Data items
________________________________________
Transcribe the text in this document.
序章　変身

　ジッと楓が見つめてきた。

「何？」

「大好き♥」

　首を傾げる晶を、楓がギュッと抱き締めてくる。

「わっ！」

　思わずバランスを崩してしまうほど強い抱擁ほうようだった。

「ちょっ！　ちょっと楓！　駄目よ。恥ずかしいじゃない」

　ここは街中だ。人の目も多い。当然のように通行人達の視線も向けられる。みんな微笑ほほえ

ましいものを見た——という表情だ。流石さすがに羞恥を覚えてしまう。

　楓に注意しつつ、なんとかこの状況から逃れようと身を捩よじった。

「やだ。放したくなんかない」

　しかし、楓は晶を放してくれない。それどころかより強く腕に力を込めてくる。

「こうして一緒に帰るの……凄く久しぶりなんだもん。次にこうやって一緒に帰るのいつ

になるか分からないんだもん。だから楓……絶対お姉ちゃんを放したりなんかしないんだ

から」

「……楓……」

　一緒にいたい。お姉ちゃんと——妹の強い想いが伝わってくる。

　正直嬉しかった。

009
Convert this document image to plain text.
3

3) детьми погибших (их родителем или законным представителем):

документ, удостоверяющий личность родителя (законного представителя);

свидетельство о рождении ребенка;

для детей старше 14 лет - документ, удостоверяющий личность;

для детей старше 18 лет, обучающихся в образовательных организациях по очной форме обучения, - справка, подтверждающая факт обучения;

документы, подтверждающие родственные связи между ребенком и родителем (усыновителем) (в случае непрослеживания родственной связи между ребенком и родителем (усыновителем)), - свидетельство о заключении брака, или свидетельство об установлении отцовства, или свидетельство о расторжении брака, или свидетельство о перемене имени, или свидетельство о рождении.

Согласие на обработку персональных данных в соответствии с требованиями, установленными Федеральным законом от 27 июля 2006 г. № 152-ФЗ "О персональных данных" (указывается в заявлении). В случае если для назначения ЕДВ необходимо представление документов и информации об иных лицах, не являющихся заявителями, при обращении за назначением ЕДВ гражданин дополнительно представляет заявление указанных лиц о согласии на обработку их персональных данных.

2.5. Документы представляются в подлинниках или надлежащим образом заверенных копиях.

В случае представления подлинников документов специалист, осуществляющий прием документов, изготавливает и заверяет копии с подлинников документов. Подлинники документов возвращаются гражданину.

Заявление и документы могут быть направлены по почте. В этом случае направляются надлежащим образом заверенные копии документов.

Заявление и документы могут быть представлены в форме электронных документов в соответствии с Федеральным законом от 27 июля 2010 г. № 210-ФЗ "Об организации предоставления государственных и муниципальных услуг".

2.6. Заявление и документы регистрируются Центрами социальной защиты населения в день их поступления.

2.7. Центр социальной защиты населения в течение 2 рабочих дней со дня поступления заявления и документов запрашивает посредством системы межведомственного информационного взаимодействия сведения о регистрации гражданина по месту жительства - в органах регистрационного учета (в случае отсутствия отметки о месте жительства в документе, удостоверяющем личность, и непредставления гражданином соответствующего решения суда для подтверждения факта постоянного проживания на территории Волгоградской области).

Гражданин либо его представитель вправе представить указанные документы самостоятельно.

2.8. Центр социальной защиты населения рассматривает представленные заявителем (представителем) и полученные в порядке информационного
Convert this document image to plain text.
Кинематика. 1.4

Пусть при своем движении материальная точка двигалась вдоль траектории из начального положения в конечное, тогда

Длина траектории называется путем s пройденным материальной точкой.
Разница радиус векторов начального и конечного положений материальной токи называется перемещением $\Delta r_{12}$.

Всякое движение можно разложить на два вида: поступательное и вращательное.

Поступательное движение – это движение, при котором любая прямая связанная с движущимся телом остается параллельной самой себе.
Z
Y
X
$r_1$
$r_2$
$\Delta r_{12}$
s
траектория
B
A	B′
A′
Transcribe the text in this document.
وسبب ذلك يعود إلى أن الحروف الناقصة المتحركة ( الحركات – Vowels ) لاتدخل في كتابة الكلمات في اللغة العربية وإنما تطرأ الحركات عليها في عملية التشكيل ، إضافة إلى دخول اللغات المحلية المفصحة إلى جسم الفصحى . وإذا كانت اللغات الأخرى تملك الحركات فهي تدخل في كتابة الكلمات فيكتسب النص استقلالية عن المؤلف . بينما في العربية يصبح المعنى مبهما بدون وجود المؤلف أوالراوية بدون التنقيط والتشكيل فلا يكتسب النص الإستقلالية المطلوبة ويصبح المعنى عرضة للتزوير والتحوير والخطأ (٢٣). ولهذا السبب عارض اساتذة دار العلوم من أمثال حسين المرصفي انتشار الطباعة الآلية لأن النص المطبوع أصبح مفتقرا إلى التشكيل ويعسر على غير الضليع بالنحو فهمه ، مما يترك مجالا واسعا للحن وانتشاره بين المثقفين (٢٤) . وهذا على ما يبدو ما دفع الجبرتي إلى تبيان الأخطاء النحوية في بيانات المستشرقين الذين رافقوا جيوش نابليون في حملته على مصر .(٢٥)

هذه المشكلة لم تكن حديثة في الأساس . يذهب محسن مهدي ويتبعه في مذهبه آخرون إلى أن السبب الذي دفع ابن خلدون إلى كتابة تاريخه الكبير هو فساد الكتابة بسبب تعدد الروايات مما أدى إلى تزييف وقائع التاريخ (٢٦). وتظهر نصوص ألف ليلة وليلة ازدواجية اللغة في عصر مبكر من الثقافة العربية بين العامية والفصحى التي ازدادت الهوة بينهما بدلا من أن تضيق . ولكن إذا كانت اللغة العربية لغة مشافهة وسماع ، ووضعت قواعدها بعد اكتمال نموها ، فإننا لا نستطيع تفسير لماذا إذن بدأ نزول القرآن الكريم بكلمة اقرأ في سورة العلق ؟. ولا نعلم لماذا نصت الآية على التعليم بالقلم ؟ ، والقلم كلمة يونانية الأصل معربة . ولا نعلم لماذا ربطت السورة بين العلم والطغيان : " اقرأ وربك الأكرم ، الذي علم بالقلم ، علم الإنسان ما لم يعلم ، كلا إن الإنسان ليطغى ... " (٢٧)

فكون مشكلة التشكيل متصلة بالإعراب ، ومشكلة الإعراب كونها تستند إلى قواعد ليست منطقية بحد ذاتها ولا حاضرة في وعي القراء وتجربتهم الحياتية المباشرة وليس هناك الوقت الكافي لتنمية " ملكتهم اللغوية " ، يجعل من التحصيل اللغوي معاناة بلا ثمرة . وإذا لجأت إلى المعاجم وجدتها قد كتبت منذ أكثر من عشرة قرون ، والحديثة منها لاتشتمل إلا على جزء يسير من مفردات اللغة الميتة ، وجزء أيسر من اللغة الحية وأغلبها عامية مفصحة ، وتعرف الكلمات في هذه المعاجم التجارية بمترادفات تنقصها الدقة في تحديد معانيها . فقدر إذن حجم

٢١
________________________________________
> Problem requirements
Sift through the entries and copy every line with "старше".

> Full response
для детей старше 14 лет - документ, удостоверяющий личность;
для детей старше 18 лет, обучающихся в образовательных организациях по очной форме обучения, - справка, подтверждающая факт обучения;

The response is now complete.